[begin Listed entries]

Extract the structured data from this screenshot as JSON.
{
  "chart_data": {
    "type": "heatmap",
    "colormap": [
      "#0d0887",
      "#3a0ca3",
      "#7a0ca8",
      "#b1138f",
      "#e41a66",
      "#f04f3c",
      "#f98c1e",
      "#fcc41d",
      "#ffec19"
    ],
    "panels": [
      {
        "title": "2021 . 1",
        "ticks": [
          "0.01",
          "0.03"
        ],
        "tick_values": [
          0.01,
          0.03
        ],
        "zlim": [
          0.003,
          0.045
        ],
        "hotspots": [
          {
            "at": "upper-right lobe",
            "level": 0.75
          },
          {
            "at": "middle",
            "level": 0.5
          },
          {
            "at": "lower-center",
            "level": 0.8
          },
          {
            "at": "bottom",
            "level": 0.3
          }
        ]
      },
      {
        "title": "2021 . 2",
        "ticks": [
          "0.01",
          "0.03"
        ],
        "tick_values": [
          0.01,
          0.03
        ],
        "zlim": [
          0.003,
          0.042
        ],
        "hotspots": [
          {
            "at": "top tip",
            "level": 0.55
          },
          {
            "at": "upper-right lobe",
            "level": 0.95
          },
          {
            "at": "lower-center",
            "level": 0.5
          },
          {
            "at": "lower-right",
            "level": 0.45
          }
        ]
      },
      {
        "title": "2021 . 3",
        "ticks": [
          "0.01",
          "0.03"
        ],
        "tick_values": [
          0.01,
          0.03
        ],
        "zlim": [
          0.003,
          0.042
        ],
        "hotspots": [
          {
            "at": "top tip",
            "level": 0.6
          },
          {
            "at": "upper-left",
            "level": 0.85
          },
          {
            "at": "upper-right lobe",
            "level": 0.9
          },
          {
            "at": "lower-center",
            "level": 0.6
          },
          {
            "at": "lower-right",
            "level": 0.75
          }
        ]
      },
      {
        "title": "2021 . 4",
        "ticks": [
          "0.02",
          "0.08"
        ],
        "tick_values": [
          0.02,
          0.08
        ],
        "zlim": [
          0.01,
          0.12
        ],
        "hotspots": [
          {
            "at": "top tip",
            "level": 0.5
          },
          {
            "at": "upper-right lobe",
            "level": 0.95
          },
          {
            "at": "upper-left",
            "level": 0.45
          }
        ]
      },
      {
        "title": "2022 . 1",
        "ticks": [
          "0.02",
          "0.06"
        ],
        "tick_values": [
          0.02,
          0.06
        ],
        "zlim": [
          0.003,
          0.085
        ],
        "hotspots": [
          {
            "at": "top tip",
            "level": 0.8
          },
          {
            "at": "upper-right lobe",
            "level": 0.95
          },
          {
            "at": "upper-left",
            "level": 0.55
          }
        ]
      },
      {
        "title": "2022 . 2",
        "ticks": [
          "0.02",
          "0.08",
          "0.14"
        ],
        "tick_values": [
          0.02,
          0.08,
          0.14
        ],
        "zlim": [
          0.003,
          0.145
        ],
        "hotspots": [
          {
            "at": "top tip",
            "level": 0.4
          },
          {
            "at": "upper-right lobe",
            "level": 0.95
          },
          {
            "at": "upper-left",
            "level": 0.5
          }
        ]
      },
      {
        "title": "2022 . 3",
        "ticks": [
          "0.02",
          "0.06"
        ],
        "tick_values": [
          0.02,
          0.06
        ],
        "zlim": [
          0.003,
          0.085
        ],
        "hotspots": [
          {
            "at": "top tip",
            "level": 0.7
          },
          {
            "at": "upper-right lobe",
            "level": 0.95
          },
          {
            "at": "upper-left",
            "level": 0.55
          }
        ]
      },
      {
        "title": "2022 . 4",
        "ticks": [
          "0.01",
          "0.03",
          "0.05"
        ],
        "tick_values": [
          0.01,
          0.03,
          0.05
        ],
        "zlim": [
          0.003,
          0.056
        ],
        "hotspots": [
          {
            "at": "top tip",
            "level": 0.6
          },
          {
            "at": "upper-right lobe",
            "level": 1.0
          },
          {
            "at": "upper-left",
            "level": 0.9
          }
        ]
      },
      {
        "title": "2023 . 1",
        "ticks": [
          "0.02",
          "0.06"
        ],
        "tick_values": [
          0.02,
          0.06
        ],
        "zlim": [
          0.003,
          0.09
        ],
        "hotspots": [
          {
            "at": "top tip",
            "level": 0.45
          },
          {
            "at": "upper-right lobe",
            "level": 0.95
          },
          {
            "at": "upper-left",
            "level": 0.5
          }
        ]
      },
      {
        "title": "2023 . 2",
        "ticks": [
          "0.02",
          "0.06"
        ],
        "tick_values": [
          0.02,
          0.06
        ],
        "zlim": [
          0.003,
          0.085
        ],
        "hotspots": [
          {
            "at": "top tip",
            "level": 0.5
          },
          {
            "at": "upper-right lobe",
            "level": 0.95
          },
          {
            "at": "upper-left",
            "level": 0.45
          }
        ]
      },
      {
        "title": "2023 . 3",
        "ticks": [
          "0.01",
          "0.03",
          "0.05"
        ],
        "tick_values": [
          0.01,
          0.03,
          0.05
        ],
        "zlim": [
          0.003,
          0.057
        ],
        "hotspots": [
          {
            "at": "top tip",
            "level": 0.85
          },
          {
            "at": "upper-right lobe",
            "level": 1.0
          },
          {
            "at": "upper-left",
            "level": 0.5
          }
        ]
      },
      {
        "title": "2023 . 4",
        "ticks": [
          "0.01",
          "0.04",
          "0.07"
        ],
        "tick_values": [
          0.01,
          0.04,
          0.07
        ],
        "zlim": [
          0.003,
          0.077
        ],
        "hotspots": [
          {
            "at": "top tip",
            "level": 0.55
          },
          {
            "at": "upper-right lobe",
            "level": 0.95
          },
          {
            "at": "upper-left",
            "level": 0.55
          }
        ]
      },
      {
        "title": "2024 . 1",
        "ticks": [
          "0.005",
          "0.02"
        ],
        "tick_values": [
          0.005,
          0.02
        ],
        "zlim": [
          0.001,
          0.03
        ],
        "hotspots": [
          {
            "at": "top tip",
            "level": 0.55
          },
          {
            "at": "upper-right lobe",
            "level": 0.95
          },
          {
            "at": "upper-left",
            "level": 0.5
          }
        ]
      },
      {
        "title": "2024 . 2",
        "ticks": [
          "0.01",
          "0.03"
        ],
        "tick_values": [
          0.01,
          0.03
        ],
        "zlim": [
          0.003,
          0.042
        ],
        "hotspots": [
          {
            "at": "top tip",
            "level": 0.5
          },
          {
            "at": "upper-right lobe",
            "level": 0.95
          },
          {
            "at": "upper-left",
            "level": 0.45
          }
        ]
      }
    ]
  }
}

[end Listed entries]

**Short problem:**
Please copy out each record, character for character.

**Complete output:**
Extract the structured data from this screenshot as JSON.
{
  "chart_data": {
    "type": "heatmap",
    "colormap": [
      "#0d0887",
      "#3a0ca3",
      "#7a0ca8",
      "#b1138f",
      "#e41a66",
      "#f04f3c",
      "#f98c1e",
      "#fcc41d",
      "#ffec19"
    ],
    "panels": [
      {
        "title": "2021 . 1",
        "ticks": [
          "0.01",
          "0.03"
        ],
        "tick_values": [
          0.01,
          0.03
        ],
        "zlim": [
          0.003,
          0.045
        ],
        "hotspots": [
          {
            "at": "upper-right lobe",
            "level": 0.75
          },
          {
            "at": "middle",
            "level": 0.5
          },
          {
            "at": "lower-center",
            "level": 0.8
          },
          {
            "at": "bottom",
            "level": 0.3
          }
        ]
      },
      {
        "title": "2021 . 2",
        "ticks": [
          "0.01",
          "0.03"
        ],
        "tick_values": [
          0.01,
          0.03
        ],
        "zlim": [
          0.003,
          0.042
        ],
        "hotspots": [
          {
            "at": "top tip",
            "level": 0.55
          },
          {
            "at": "upper-right lobe",
            "level": 0.95
          },
          {
            "at": "lower-center",
            "level": 0.5
          },
          {
            "at": "lower-right",
            "level": 0.45
          }
        ]
      },
      {
        "title": "2021 . 3",
        "ticks": [
          "0.01",
          "0.03"
        ],
        "tick_values": [
          0.01,
          0.03
        ],
        "zlim": [
          0.003,
          0.042
        ],
        "hotspots": [
          {
            "at": "top tip",
            "level": 0.6
          },
          {
            "at": "upper-left",
            "level": 0.85
          },
          {
            "at": "upper-right lobe",
            "level": 0.9
          },
          {
            "at": "lower-center",
            "level": 0.6
          },
          {
            "at": "lower-right",
            "level": 0.75
          }
        ]
      },
      {
        "title": "2021 . 4",
        "ticks": [
          "0.02",
          "0.08"
        ],
        "tick_values": [
          0.02,
          0.08
        ],
        "zlim": [
          0.01,
          0.12
        ],
        "hotspots": [
          {
            "at": "top tip",
            "level": 0.5
          },
          {
            "at": "upper-right lobe",
            "level": 0.95
          },
          {
            "at": "upper-left",
            "level": 0.45
          }
        ]
      },
      {
        "title": "2022 . 1",
        "ticks": [
          "0.02",
          "0.06"
        ],
        "tick_values": [
          0.02,
          0.06
        ],
        "zlim": [
          0.003,
          0.085
        ],
        "hotspots": [
          {
            "at": "top tip",
            "level": 0.8
          },
          {
            "at": "upper-right lobe",
            "level": 0.95
          },
          {
            "at": "upper-left",
            "level": 0.55
          }
        ]
      },
      {
        "title": "2022 . 2",
        "ticks": [
          "0.02",
          "0.08",
          "0.14"
        ],
        "tick_values": [
          0.02,
          0.08,
          0.14
        ],
        "zlim": [
          0.003,
          0.145
        ],
        "hotspots": [
          {
            "at": "top tip",
            "level": 0.4
          },
          {
            "at": "upper-right lobe",
            "level": 0.95
          },
          {
            "at": "upper-left",
            "level": 0.5
          }
        ]
      },
      {
        "title": "2022 . 3",
        "ticks": [
          "0.02",
          "0.06"
        ],
        "tick_values": [
          0.02,
          0.06
        ],
        "zlim": [
          0.003,
          0.085
        ],
        "hotspots": [
          {
            "at": "top tip",
            "level": 0.7
          },
          {
            "at": "upper-right lobe",
            "level": 0.95
          },
          {
            "at": "upper-left",
            "level": 0.55
          }
        ]
      },
      {
        "title": "2022 . 4",
        "ticks": [
          "0.01",
          "0.03",
          "0.05"
        ],
        "tick_values": [
          0.01,
          0.03,
          0.05
        ],
        "zlim": [
          0.003,
          0.056
        ],
        "hotspots": [
          {
            "at": "top tip",
            "level": 0.6
          },
          {
            "at": "upper-right lobe",
            "level": 1.0
          },
          {
            "at": "upper-left",
            "level": 0.9
          }
        ]
      },
      {
        "title": "2023 . 1",
        "ticks": [
          "0.02",
          "0.06"
        ],
        "tick_values": [
          0.02,
          0.06
        ],
        "zlim": [
          0.003,
          0.09
        ],
        "hotspots": [
          {
            "at": "top tip",
            "level": 0.45
          },
          {
            "at": "upper-right lobe",
            "level": 0.95
          },
          {
            "at": "upper-left",
            "level": 0.5
          }
        ]
      },
      {
        "title": "2023 . 2",
        "ticks": [
          "0.02",
          "0.06"
        ],
        "tick_values": [
          0.02,
          0.06
        ],
        "zlim": [
          0.003,
          0.085
        ],
        "hotspots": [
          {
            "at": "top tip",
            "level": 0.5
          },
          {
            "at": "upper-right lobe",
            "level": 0.95
          },
          {
            "at": "upper-left",
            "level": 0.45
          }
        ]
      },
      {
        "title": "2023 . 3",
        "ticks": [
          "0.01",
          "0.03",
          "0.05"
        ],
        "tick_values": [
          0.01,
          0.03,
          0.05
        ],
        "zlim": [
          0.003,
          0.057
        ],
        "hotspots": [
          {
            "at": "top tip",
            "level": 0.85
          },
          {
            "at": "upper-right lobe",
            "level": 1.0
          },
          {
            "at": "upper-left",
            "level": 0.5
          }
        ]
      },
      {
        "title": "2023 . 4",
        "ticks": [
          "0.01",
          "0.04",
          "0.07"
        ],
        "tick_values": [
          0.01,
          0.04,
          0.07
        ],
        "zlim": [
          0.003,
          0.077
        ],
        "hotspots": [
          {
            "at": "top tip",
            "level": 0.55
          },
          {
            "at": "upper-right lobe",
            "level": 0.95
          },
          {
            "at": "upper-left",
            "level": 0.55
          }
        ]
      },
      {
        "title": "2024 . 1",
        "ticks": [
          "0.005",
          "0.02"
        ],
        "tick_values": [
          0.005,
          0.02
        ],
        "zlim": [
          0.001,
          0.03
        ],
        "hotspots": [
          {
            "at": "top tip",
            "level": 0.55
          },
          {
            "at": "upper-right lobe",
            "level": 0.95
          },
          {
            "at": "upper-left",
            "level": 0.5
          }
        ]
      },
      {
        "title": "2024 . 2",
        "ticks": [
          "0.01",
          "0.03"
        ],
        "tick_values": [
          0.01,
          0.03
        ],
        "zlim": [
          0.003,
          0.042
        ],
        "hotspots": [
          {
            "at": "top tip",
            "level": 0.5
          },
          {
            "at": "upper-right lobe",
            "level": 0.95
          },
          {
            "at": "upper-left",
            "level": 0.45
          }
        ]
      }
    ]
  }
}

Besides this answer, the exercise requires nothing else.